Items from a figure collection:
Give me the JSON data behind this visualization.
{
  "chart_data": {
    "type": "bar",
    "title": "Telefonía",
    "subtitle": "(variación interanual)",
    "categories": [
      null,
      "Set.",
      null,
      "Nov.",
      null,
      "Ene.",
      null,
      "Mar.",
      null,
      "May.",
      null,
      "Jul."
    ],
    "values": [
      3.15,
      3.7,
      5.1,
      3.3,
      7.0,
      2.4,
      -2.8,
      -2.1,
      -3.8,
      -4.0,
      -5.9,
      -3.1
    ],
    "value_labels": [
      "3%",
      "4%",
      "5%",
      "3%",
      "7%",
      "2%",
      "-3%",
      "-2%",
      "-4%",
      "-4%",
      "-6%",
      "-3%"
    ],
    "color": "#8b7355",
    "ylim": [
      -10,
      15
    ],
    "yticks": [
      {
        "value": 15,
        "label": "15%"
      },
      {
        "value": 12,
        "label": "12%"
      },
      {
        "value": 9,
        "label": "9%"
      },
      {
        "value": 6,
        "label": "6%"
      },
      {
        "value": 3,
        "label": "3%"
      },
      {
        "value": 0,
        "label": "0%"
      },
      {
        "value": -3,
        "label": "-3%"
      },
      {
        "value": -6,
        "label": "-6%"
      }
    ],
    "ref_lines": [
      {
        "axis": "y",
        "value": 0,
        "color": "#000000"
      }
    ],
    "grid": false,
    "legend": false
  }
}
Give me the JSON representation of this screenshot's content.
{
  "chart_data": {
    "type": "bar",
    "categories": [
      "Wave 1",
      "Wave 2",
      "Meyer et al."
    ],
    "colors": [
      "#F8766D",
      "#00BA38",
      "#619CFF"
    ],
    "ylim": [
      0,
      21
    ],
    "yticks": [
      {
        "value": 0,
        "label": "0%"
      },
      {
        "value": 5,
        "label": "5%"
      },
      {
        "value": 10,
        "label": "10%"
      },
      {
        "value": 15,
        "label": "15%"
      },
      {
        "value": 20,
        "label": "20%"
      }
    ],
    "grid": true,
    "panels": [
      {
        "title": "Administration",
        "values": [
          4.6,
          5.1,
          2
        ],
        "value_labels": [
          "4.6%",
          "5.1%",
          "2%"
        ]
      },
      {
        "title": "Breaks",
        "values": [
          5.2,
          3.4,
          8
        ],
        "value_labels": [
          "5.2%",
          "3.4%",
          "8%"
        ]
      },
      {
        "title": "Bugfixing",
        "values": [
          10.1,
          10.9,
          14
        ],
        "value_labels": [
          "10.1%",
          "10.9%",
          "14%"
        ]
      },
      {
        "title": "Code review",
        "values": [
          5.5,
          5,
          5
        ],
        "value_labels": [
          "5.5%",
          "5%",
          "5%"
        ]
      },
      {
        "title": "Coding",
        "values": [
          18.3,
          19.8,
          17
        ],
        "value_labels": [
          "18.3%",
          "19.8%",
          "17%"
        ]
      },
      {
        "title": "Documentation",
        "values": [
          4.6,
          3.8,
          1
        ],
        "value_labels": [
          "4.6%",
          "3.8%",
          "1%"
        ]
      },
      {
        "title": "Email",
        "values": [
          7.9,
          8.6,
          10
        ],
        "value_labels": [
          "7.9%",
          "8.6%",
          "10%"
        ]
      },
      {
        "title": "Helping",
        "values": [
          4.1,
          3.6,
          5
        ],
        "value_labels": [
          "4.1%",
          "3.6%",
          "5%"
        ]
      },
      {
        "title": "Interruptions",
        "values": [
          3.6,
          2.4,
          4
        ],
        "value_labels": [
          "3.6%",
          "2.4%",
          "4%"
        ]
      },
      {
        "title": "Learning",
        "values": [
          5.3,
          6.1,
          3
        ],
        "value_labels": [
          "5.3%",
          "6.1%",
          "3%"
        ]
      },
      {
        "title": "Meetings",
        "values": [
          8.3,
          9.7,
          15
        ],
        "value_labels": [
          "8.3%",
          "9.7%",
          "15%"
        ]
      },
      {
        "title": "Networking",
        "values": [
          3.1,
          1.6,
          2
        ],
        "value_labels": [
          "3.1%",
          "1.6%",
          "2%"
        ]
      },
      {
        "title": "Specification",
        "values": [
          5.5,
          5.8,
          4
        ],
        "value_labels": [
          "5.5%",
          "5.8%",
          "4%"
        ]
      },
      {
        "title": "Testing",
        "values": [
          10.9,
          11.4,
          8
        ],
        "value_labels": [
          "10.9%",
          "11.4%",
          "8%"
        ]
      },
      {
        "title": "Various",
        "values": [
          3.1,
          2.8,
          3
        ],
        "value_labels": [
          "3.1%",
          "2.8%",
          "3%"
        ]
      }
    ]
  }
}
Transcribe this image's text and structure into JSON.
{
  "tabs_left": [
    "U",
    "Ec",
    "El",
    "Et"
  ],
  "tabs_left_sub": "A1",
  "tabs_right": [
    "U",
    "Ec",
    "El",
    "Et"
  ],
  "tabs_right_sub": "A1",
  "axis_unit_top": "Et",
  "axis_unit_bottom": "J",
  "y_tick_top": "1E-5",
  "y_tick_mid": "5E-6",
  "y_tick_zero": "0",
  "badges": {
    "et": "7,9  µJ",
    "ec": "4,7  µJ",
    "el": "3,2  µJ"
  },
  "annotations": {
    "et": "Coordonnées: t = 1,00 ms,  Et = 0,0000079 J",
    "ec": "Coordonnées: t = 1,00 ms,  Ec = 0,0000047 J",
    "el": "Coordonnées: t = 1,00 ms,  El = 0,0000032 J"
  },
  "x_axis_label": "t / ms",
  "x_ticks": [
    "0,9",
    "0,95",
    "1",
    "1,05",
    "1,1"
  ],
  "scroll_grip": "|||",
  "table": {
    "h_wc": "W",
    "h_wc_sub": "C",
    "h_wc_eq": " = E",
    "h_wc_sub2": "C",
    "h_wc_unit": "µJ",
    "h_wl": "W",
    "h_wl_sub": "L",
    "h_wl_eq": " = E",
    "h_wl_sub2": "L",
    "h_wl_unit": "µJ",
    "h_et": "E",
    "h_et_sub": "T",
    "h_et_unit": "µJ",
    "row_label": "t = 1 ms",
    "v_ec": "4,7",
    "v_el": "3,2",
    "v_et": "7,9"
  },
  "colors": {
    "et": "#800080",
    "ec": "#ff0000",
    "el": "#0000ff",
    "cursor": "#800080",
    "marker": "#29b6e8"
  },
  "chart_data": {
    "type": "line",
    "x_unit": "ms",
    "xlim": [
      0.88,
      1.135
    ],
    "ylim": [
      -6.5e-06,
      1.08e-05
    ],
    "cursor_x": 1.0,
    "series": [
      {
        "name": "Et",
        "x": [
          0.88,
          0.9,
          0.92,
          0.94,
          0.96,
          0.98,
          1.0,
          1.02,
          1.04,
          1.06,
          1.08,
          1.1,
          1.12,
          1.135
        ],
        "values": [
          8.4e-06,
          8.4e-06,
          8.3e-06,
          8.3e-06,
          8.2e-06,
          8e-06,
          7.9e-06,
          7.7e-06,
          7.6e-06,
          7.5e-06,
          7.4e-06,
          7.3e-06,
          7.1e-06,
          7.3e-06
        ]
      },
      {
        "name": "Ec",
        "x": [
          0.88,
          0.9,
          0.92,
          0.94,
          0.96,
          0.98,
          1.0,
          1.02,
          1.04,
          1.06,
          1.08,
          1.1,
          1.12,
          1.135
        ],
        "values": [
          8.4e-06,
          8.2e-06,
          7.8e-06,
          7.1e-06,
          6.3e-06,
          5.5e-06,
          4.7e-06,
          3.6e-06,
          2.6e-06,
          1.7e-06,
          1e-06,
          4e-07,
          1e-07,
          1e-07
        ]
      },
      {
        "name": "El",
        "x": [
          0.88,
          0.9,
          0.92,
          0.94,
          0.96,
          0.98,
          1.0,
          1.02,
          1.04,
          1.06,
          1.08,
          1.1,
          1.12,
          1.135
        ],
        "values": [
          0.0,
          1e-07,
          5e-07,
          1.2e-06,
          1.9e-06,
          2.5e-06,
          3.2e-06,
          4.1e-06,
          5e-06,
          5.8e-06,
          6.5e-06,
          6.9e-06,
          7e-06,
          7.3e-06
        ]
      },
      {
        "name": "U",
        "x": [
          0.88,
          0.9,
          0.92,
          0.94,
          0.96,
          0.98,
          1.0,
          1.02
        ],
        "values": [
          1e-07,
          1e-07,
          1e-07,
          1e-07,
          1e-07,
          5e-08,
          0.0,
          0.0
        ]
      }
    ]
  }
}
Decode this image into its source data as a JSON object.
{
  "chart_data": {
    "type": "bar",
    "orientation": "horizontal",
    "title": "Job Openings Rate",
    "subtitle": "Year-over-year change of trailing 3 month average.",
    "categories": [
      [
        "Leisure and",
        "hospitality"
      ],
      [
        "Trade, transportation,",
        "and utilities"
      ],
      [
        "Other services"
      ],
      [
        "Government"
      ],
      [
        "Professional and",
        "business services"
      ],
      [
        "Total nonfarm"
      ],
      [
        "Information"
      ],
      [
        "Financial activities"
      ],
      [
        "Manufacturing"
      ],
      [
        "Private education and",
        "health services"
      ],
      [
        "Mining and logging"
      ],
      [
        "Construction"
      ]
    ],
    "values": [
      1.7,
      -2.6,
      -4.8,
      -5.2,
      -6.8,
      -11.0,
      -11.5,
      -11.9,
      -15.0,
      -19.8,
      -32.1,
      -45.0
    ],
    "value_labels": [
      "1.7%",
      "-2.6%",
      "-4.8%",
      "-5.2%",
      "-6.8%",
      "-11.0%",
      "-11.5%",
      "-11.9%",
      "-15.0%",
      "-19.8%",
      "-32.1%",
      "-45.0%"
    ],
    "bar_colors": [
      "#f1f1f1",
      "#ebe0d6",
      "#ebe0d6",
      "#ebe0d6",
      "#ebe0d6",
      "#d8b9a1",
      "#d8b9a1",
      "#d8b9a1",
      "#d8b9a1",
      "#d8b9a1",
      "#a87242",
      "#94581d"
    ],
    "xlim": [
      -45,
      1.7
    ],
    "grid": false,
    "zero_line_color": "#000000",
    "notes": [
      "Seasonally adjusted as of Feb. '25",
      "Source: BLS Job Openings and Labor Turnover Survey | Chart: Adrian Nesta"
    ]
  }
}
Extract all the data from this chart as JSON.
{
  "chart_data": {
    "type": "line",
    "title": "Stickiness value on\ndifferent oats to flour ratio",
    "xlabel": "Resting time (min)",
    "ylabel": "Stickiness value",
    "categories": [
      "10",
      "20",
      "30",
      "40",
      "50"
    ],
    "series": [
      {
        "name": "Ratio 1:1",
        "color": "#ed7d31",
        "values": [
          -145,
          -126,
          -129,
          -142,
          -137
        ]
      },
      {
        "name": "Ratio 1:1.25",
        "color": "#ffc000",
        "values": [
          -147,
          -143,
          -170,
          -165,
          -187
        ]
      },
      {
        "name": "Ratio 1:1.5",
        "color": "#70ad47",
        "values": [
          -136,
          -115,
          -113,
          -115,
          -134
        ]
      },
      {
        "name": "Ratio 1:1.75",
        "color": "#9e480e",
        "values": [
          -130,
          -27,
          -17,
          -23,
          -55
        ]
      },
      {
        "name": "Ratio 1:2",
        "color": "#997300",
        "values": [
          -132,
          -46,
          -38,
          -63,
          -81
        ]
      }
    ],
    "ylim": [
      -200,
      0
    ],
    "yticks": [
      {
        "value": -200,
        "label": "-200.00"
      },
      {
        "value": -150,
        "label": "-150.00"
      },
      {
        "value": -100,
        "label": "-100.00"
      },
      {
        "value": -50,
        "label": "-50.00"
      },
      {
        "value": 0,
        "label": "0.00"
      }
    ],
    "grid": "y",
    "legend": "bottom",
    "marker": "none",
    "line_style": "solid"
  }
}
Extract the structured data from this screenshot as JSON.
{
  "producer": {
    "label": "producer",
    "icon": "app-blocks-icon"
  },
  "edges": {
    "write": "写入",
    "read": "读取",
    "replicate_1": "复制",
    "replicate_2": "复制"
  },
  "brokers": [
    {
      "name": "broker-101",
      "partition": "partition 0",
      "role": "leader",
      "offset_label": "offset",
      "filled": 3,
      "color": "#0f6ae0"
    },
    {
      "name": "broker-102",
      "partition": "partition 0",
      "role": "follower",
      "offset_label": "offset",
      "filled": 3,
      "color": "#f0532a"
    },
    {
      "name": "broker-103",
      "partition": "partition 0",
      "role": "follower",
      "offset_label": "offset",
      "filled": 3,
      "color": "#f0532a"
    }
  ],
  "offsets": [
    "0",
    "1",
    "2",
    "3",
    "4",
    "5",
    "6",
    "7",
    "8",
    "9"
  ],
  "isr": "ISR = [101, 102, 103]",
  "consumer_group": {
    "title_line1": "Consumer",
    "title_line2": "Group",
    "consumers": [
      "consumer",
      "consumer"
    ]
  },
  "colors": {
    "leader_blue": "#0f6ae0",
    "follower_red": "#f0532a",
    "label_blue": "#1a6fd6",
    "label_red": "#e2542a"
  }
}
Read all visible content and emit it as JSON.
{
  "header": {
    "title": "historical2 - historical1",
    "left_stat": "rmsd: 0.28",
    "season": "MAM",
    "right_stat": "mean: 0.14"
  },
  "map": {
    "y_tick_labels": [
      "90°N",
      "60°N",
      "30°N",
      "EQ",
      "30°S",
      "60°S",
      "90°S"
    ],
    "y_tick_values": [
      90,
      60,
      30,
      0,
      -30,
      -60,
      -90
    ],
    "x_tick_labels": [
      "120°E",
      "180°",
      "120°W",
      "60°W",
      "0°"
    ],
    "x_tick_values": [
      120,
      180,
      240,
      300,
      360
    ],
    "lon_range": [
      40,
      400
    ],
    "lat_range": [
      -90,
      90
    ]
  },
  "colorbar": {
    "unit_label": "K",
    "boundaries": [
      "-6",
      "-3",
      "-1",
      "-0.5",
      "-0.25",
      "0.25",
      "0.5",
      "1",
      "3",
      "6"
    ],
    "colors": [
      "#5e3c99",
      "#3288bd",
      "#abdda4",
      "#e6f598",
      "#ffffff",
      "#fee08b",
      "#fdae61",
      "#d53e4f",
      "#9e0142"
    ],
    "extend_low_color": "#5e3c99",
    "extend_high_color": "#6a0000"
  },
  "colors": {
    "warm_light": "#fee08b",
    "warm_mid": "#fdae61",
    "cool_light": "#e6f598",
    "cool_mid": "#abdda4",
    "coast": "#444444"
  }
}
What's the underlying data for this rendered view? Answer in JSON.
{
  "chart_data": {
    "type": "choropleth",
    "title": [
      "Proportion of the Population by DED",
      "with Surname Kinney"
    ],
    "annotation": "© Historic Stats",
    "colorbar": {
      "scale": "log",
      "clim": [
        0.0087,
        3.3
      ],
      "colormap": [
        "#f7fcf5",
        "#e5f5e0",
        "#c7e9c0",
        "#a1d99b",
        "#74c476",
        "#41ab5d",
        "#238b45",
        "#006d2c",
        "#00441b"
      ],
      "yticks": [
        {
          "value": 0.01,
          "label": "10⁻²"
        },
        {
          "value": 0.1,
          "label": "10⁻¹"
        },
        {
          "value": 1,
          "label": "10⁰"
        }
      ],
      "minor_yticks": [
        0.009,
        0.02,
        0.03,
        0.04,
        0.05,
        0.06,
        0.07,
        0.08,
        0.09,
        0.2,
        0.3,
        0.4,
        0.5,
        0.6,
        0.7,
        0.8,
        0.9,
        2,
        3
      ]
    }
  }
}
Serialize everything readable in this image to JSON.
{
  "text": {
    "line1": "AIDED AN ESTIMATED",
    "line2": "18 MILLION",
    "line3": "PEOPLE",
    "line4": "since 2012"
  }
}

- Problem requirements
Copy out every line from the material above in which the word "into" appears.

- The output
Transcribe this image's text and structure into JSON.
Decode this image into its source data as a JSON object.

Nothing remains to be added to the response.